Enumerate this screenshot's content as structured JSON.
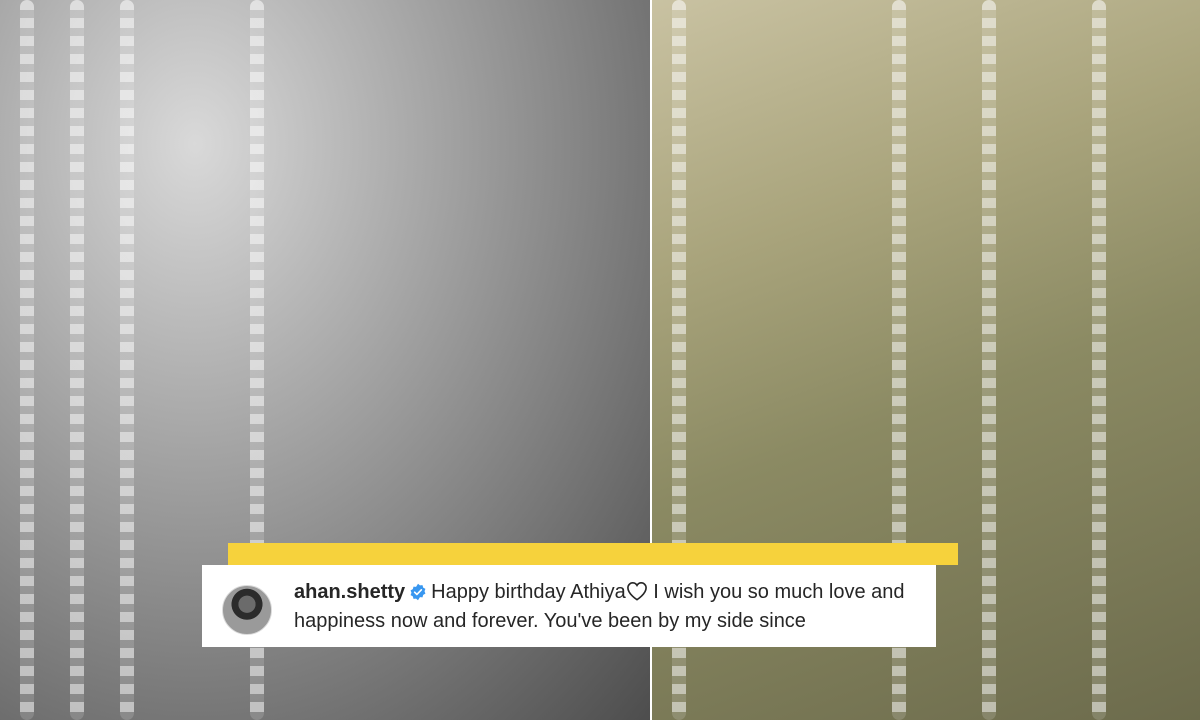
{
  "caption": {
    "username": "ahan.shetty",
    "text_before_heart": "Happy birthday Athiya",
    "text_after_heart": " I wish you so much love and happiness now and forever. You've been by my side since"
  },
  "icons": {
    "verified": "verified-badge-icon",
    "heart": "heart-icon"
  },
  "colors": {
    "highlight": "#f6d23c",
    "verified": "#3897f0"
  }
}
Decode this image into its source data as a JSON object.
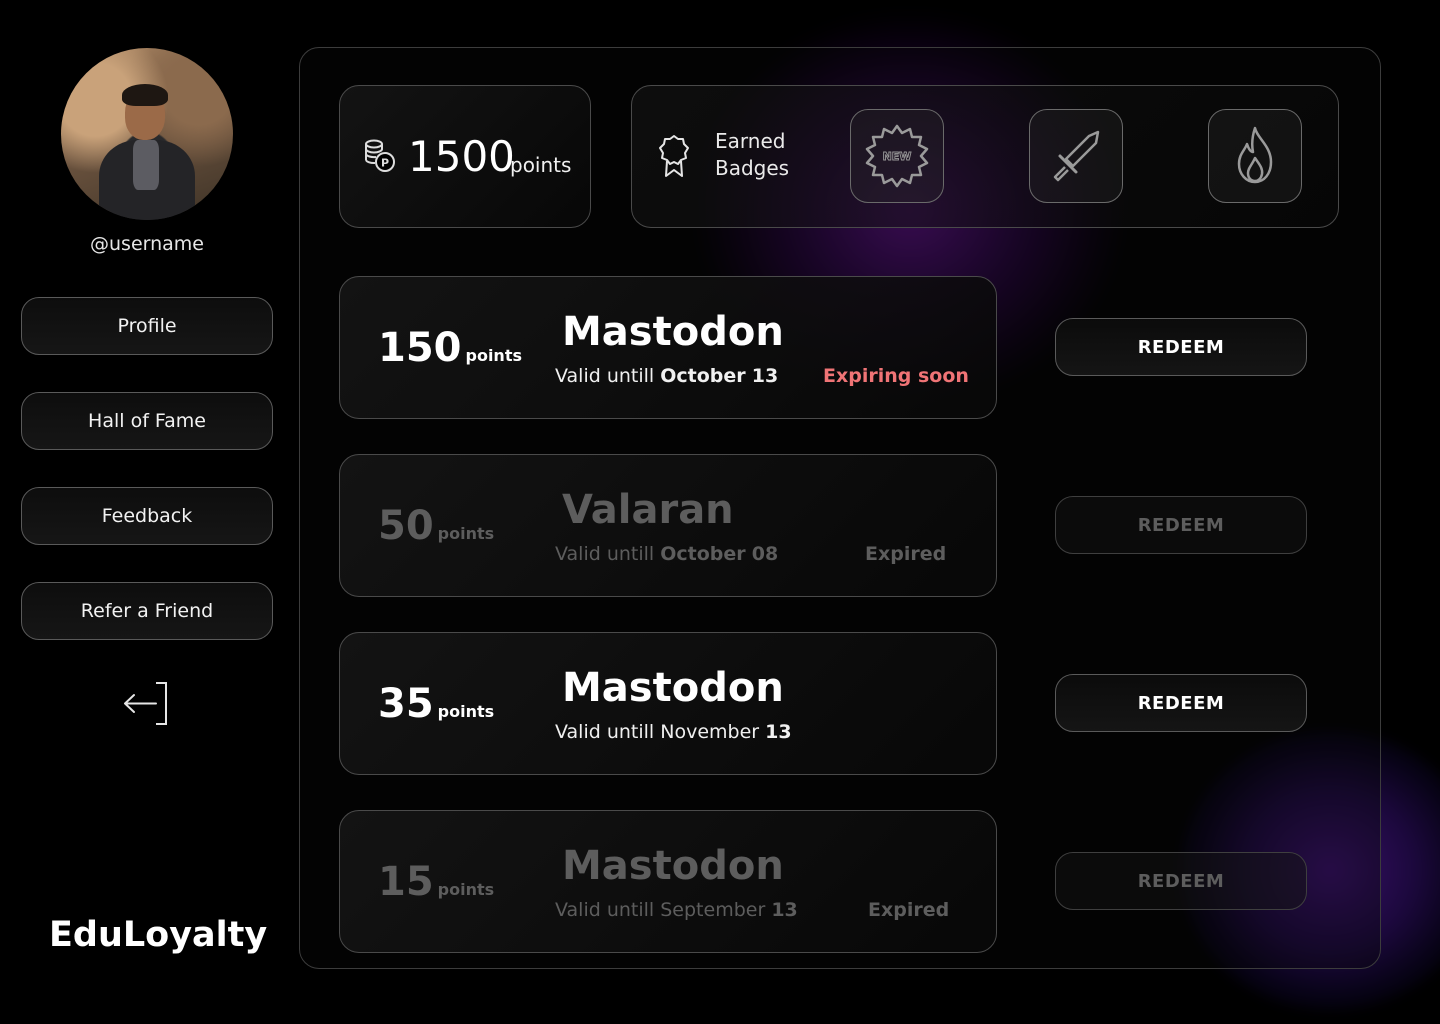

-------------------------

Write out each entry exactly as given, but skip the pictures.

Enumerate this screenshot's content as structured JSON.
{
  "caption": {
    "username": "ahan.shetty",
    "text_before_heart": "Happy birthday Athiya",
    "text_after_heart": " I wish you so much love and happiness now and forever. You've been by my side since"
  },
  "icons": {
    "verified": "verified-badge-icon",
    "heart": "heart-icon"
  },
  "colors": {
    "highlight": "#f6d23c",
    "verified": "#3897f0"
  }
}
Decode this image into its source data as a JSON object.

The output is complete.